What you will do
Only the number is needed: how many lines of the records include "content"?
^^^^^^^^
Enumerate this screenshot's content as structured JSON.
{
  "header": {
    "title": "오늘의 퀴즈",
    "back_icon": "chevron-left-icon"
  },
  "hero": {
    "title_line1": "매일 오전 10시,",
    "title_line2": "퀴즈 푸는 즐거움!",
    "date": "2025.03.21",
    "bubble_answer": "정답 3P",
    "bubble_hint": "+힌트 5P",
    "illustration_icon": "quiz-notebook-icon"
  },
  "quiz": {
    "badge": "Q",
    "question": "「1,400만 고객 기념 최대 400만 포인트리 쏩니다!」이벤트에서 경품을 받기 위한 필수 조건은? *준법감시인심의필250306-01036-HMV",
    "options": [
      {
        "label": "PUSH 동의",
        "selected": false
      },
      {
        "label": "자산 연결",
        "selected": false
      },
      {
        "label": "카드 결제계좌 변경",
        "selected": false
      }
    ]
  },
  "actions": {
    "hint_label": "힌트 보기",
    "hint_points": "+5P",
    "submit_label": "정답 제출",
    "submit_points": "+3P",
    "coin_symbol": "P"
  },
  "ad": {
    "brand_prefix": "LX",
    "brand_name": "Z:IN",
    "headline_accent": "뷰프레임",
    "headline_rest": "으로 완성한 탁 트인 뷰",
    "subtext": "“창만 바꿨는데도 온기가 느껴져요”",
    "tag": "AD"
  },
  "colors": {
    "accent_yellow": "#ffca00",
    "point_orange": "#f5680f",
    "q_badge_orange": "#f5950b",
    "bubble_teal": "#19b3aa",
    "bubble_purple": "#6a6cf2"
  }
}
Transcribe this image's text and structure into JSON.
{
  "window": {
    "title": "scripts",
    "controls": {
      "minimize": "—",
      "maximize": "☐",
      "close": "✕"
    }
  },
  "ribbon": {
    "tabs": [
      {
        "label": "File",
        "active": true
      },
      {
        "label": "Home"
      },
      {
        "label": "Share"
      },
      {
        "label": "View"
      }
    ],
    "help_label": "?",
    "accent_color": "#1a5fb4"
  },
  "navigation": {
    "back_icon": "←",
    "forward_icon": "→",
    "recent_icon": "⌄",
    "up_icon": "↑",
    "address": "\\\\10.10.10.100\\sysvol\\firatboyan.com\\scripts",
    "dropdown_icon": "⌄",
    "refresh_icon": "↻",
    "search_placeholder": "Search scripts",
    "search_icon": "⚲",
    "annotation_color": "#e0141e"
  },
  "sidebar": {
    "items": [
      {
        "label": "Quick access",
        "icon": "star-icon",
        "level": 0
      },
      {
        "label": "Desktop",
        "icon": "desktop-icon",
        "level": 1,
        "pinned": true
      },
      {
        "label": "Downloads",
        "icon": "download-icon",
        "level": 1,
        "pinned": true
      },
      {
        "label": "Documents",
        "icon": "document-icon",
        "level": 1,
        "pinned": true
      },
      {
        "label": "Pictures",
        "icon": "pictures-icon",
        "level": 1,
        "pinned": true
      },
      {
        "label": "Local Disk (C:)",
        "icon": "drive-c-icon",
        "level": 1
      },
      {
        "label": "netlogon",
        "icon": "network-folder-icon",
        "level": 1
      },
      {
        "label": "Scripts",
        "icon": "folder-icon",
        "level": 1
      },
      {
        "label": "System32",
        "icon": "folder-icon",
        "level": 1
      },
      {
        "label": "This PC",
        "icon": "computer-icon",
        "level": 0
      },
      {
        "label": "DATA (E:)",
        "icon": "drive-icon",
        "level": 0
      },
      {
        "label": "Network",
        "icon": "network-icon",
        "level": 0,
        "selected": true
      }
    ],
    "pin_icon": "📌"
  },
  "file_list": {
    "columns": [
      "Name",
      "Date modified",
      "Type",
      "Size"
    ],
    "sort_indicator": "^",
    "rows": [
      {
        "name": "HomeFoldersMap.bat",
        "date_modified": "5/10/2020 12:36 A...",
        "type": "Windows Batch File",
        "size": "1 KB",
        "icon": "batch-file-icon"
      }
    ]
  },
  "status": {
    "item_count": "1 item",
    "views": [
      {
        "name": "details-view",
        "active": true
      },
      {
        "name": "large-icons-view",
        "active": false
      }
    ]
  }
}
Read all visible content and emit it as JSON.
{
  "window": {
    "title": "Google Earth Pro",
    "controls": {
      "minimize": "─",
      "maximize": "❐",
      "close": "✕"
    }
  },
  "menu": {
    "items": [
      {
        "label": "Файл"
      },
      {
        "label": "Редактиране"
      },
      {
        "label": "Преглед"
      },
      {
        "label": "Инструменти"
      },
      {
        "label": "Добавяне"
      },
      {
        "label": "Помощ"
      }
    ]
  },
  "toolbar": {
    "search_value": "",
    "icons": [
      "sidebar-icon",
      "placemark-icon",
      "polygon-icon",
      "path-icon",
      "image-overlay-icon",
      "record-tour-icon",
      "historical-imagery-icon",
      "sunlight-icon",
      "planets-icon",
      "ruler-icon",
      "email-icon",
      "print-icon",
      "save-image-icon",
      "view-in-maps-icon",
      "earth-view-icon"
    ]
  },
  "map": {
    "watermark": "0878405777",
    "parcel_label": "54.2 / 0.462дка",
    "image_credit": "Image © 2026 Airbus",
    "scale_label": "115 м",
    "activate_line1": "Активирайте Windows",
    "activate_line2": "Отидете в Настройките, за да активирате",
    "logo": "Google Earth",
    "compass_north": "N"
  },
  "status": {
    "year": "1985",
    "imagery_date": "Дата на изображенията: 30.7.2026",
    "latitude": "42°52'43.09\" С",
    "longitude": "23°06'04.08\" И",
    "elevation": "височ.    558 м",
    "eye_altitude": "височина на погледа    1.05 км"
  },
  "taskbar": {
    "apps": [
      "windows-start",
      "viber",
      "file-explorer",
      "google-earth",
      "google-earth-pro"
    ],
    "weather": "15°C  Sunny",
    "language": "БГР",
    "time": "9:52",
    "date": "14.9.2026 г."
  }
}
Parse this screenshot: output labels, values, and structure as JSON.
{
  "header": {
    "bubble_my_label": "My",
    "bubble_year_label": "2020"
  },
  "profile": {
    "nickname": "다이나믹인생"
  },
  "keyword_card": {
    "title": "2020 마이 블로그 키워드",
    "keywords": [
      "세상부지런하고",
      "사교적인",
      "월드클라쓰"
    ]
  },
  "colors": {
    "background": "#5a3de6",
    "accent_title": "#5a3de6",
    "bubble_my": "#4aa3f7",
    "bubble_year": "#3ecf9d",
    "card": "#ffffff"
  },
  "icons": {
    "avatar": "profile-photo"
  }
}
^^^^^^^^
Result of this exercise
2